● Text block
==========
Background: What is the VLS?




Much information is available concerning how older adults compare to younger adults on a variety of cognitive, biomedical, biological, clinical, neuropsychological, lifestyle, personality, social, physiological, and health indicators. However, relatively little is known about whether and how the processes represented by these indicators actually change across adulthood. The Victoria Longitudinal Study was designed in part to examine the profiles, patterns, and predictors (modifiers) of aging-related brain and cognitive changes. We examine these characteristics often over multiple longitudinal waves covering a 40-year band of aging.


What and Why?

The basic research issues are both descriptive (i.e., What changes actually occur with aging? What is the magnitude and direction of these changes?) and explanatory (i.e., What factors or interactions predict or modifiy these changes? What accounts for individual differences in rate, level, or outcome?).



The VLS was founded in the late 1980s by three main co-investigators, Drs. Roger A. Dixon, Christopher Hertzog, and David F. Hultsch. As the VLS grew in the 1990s, the three friends would meet regularly in Victoria and elsewhere to design, plan, execute, and report new research. In the early 2000s, Dr. Dixon, the Principal Investigator and Director of the VLS, moved to the University of Alberta. Since then, the VLS has operated on two supportive university sites: (1) the research and scientific headquarters at the University of Alberta and (2) the satellite data collection lab at the University of Victoria.  In recent years, Dr. G. Peggy McFall has joined with Dr. Dixon to provide new leadership and innovative directions to the research programs of the VLS.
==========
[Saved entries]
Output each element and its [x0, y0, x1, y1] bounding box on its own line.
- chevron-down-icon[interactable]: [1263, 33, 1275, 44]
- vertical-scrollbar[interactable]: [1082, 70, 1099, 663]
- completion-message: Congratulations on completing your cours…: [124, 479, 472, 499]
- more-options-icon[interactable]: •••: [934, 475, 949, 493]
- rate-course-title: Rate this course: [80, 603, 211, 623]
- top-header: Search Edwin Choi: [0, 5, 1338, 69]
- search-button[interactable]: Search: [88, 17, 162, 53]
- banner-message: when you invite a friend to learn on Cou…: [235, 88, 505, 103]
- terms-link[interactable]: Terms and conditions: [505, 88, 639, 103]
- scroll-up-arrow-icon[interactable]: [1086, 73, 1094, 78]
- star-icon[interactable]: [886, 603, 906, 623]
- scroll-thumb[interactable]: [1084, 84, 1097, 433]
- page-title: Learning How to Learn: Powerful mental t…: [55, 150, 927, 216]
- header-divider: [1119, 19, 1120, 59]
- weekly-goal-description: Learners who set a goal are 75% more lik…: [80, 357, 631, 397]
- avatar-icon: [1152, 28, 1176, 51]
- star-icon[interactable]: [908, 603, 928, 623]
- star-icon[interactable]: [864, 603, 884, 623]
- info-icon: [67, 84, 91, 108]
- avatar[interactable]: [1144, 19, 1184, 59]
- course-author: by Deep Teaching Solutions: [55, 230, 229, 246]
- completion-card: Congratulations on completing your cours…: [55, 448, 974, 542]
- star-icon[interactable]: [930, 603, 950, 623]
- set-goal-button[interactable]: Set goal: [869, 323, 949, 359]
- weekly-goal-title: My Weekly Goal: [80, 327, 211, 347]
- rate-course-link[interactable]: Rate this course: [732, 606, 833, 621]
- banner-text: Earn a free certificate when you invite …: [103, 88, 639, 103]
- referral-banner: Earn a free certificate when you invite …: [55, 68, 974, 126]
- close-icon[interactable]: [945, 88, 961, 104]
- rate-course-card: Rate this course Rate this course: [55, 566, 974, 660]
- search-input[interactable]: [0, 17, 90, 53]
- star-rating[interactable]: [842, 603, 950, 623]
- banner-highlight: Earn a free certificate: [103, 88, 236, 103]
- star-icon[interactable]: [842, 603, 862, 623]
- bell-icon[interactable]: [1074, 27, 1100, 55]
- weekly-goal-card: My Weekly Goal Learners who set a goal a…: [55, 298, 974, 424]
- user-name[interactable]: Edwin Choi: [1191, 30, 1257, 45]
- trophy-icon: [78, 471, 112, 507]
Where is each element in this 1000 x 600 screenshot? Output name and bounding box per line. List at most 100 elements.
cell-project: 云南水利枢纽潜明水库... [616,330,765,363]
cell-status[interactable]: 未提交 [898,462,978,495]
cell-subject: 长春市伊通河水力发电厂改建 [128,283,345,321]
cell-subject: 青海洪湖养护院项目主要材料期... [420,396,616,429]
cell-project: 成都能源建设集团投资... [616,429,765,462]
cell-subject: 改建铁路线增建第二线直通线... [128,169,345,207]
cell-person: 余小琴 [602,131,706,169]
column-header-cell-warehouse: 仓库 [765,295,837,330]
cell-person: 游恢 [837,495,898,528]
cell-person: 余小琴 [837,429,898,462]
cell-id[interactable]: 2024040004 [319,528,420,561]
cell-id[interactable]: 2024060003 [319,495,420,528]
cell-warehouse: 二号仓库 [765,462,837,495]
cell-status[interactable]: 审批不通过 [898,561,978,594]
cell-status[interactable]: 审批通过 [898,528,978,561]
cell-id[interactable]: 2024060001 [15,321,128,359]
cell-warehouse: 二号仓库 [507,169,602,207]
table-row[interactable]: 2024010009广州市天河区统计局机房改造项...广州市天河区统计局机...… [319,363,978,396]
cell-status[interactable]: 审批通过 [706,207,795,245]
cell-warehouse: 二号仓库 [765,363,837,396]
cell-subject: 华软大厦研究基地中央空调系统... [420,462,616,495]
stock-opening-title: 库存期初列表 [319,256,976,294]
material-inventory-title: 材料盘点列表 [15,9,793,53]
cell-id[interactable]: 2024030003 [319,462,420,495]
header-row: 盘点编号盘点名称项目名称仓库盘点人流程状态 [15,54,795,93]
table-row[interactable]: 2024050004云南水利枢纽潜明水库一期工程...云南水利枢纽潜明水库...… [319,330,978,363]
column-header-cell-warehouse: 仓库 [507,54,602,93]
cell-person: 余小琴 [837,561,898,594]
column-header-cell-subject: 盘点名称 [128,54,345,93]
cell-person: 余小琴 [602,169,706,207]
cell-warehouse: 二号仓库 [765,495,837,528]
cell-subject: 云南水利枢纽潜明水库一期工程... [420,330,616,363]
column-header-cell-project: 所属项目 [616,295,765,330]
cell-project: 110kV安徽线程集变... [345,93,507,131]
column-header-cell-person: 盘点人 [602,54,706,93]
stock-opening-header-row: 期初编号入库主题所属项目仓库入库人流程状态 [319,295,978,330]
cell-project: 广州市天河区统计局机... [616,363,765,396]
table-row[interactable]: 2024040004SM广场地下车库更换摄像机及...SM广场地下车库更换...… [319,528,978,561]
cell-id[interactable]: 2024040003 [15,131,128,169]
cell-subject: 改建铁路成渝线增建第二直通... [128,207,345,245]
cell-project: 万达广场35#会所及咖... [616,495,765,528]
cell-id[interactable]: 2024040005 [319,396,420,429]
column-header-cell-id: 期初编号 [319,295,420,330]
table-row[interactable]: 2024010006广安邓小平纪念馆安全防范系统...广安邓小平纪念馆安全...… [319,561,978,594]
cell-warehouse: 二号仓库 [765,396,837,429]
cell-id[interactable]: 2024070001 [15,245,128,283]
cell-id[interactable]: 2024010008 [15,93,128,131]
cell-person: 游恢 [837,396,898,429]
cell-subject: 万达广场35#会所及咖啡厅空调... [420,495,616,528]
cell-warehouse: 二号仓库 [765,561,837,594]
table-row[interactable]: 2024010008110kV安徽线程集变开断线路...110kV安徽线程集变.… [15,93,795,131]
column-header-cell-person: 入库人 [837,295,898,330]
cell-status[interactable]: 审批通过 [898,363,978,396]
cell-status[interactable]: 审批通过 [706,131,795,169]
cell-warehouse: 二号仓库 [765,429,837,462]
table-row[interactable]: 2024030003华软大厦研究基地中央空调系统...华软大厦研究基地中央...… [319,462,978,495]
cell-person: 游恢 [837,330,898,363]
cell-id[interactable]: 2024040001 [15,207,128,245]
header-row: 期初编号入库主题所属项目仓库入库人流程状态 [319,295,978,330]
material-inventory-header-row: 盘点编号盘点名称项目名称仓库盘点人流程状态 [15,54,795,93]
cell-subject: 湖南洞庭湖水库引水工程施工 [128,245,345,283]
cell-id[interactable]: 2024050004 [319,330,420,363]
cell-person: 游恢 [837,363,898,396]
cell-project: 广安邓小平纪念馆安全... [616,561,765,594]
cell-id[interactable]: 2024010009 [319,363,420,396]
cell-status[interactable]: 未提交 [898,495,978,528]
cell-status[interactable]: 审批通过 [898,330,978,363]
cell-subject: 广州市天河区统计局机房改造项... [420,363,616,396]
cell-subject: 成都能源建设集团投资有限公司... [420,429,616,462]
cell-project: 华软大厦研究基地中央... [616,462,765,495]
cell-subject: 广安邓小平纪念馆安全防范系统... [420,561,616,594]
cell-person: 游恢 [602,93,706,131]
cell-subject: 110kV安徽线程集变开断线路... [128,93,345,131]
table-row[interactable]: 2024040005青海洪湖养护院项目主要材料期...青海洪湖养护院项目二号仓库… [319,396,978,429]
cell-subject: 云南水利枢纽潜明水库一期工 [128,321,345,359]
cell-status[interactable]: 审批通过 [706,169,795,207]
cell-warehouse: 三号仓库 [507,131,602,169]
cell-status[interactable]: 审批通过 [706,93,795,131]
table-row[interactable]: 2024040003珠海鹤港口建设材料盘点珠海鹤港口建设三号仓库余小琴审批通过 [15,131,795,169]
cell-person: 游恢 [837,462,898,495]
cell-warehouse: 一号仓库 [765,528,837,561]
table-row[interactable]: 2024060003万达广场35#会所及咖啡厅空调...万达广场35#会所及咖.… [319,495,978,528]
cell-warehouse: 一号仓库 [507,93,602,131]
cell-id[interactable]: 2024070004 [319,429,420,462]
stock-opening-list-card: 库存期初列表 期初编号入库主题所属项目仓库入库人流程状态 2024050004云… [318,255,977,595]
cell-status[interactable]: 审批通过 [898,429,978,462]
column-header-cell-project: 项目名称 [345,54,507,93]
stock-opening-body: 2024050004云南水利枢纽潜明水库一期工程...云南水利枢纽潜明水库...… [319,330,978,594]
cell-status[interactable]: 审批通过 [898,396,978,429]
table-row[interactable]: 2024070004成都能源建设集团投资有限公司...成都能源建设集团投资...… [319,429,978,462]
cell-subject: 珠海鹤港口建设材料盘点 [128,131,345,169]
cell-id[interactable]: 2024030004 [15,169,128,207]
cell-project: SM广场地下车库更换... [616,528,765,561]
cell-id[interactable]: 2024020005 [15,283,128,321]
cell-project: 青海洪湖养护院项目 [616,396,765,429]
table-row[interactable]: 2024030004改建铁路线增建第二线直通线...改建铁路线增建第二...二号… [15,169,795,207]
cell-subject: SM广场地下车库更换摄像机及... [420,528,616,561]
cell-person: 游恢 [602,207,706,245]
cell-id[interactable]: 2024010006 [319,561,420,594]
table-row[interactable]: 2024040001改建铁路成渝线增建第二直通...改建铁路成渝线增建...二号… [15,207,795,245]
==========
● Activities
1. Answer these questions from the Victoria Longitudinal Study background text:
(a) What span of aging do the study's multiple longitudinal waves cover?
(b) Which three co-investigators founded the VLS?
(c) What role does each of the two university sites play?
2. Continue the Victoria Longitudinal Study background text from its last sentence.

● Numbered answers
1.
(a) A 40-year band of aging.
(b) Drs. Roger A. Dixon, Christopher Hertzog, and David F. Hultsch.
(c) The University of Alberta is the research and scientific headquarters, and the University of Victoria is the satellite data collection lab.

2.
The VLS was begun in the late 1980s, with the initial goal of examining profiles and predictors of cognitive changes in relatively healthy, community-dwelling middle-aged and older adults. The ambitious research design called for a series of three large samples of adults (initially ranging in age from 55 to 85 years) to be repeatedly interviewed and tested over a long period of time. The initial blueprint called for the three VLS samples to begin in the 1980s, 1990s, and 2000s and to be followed for 6-8 waves of measurement. In addition, recent large and targeted comparison groups (e.g., young, middle-aged, Alzheimer's) are also recruited and monitored by the VLS.


Growth of the VLS

Now over 25 years old, the VLS has grown dramatically in recent years. A dynamic project, new participants, collaborators, measures, methodologies, and research ideas have been added. The latest battery of tests and tools reflects the goal of further understanding interrelated aspects of human brain and cognitive aging. Our biological markers were initially installed in the 1990s, and have grown in interactive prominence since then. Our health and risk/protection indicators are comprehensive and pertinent to predicting differential trajectories of neurocognitive aging. Our cognitive measures include numerous indicators of memory (episodic, semantic, working), neurocognitive speed and resources (speed, inconsistency), executive function (inhibition, updating, switching), cognitive resilience and exceptionality, and adaptive or compensatory mechanisms. In addition, we have a broad swath of measures of related constructs such as medication and illness information, health beliefs and reports, health risks, physiological capacities, sensory status, personality and affect, activities and lifestyle, neuropsychological indicators, and metacognitive knowledge and beliefs. Recent significant and novel directions include (1) OMICs approaches such as genomics, metabolomics, and lipidomics and (2) data-driven (data mining) and machine learning technologies applied to large and dynamic data sets.